* Instruction *
Your answer should be one number: the count of lines in these entries that hold the word "Township".

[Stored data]
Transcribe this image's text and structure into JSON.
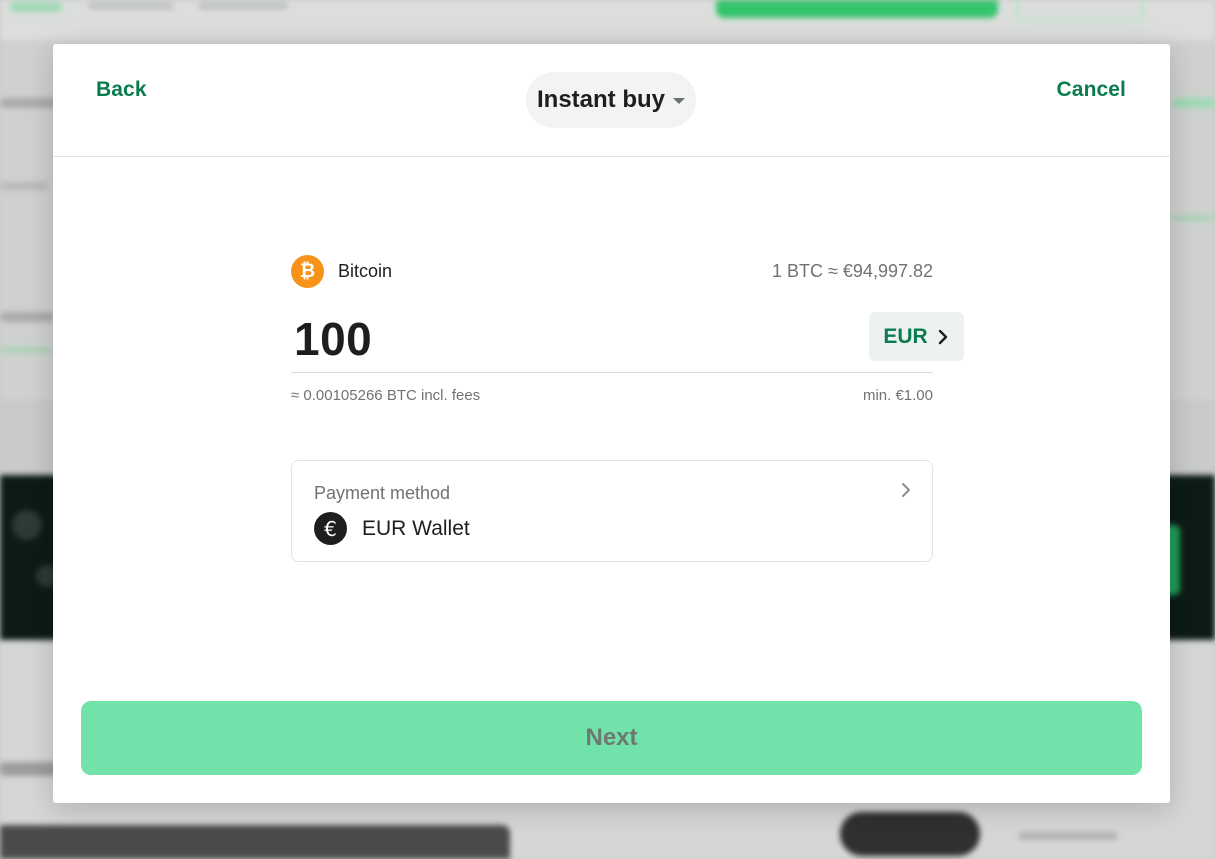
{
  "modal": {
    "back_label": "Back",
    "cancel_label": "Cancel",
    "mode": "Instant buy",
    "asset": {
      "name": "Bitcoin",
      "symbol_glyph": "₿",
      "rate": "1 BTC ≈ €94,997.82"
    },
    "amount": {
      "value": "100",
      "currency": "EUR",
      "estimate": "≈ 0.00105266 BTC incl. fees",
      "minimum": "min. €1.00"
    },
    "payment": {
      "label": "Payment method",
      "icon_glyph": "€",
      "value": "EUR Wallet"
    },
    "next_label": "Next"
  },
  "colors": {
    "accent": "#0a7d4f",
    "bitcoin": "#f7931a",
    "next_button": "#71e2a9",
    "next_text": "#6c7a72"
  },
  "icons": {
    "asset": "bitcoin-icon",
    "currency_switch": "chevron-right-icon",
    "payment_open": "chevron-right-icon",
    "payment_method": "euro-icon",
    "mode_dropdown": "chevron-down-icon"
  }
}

==

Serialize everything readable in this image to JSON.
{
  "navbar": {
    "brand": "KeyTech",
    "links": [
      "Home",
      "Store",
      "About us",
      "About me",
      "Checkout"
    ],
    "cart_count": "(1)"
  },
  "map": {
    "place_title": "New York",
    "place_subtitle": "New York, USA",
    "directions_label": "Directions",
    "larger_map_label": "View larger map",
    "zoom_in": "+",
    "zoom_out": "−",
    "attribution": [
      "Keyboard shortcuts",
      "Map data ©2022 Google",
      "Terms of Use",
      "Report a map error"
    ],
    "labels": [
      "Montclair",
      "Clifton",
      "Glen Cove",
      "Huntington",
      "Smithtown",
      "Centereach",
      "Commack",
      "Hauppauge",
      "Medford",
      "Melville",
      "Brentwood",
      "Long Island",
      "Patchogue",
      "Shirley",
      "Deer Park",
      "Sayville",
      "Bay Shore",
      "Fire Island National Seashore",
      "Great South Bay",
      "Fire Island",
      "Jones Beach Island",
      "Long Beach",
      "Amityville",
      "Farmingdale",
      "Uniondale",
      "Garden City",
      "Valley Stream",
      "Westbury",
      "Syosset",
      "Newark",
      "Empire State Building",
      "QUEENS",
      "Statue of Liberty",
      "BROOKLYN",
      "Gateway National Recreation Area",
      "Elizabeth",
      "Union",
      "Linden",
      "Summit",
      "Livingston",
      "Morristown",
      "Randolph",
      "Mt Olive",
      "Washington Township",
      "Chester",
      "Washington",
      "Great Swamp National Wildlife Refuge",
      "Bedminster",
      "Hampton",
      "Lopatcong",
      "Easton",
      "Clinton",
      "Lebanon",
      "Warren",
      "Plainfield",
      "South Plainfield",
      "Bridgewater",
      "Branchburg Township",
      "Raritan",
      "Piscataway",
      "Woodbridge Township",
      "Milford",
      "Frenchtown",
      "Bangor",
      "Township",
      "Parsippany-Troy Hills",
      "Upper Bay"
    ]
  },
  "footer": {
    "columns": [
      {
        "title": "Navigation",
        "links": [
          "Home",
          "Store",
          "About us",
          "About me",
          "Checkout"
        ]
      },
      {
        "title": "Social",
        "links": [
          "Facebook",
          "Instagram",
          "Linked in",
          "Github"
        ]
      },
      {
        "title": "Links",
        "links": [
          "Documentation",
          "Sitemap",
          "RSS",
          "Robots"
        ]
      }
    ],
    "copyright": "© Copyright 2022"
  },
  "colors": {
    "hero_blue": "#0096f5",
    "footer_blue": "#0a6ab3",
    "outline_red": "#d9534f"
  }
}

--

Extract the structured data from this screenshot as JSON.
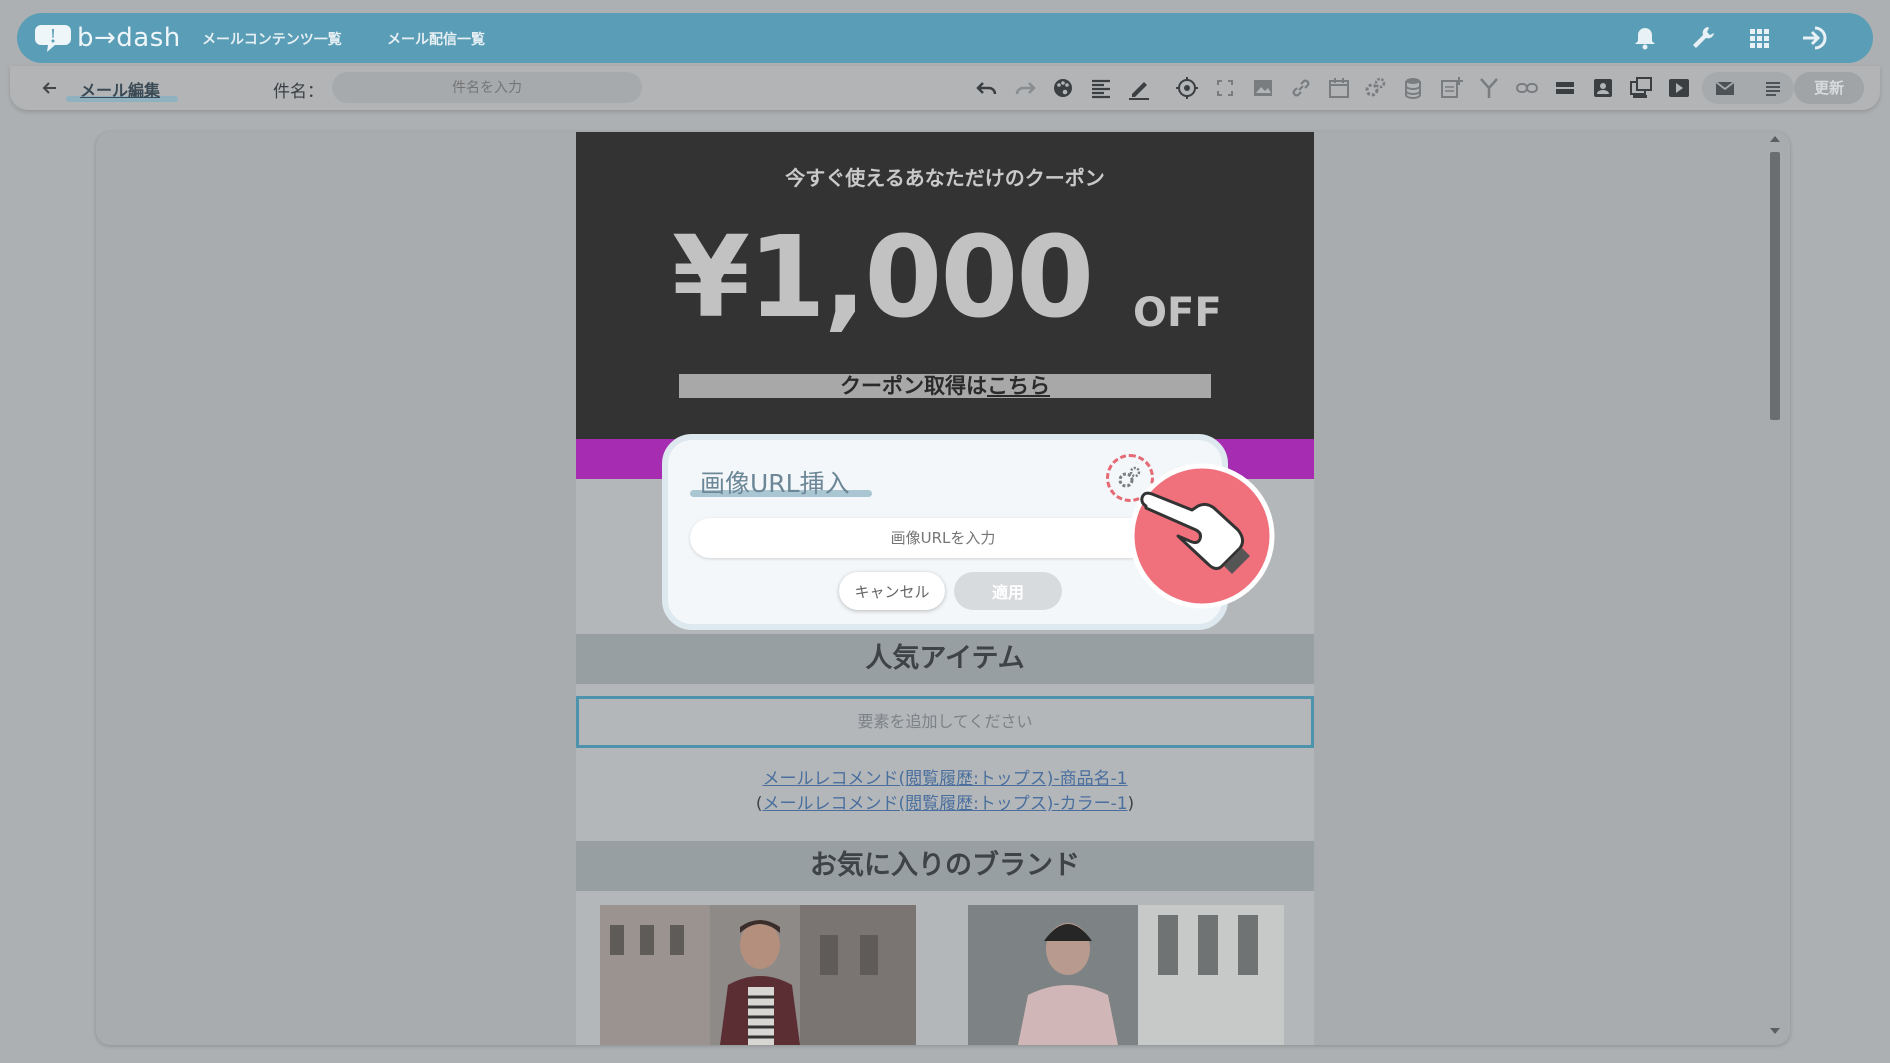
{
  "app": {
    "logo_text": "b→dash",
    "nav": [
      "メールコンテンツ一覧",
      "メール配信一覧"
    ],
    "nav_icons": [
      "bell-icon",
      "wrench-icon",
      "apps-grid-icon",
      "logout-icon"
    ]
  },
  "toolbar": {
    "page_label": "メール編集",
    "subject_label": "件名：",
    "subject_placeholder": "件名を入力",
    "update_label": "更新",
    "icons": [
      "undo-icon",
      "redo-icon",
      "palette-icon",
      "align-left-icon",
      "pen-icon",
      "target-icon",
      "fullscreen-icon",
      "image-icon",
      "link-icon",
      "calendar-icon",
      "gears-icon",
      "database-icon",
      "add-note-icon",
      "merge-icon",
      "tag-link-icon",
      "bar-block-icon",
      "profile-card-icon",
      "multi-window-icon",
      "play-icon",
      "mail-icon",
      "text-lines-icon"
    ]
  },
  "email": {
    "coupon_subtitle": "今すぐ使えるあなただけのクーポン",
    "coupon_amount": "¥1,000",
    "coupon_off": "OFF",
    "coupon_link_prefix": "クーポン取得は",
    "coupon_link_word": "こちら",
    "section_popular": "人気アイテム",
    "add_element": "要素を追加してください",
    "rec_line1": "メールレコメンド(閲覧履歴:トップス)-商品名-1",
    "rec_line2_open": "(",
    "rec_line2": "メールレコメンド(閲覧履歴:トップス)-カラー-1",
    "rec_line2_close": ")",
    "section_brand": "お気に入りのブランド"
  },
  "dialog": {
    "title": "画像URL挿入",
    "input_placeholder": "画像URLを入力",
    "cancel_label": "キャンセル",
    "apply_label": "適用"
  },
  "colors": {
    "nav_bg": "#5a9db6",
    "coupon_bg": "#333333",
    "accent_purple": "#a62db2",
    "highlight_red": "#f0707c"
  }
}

* Task result *
4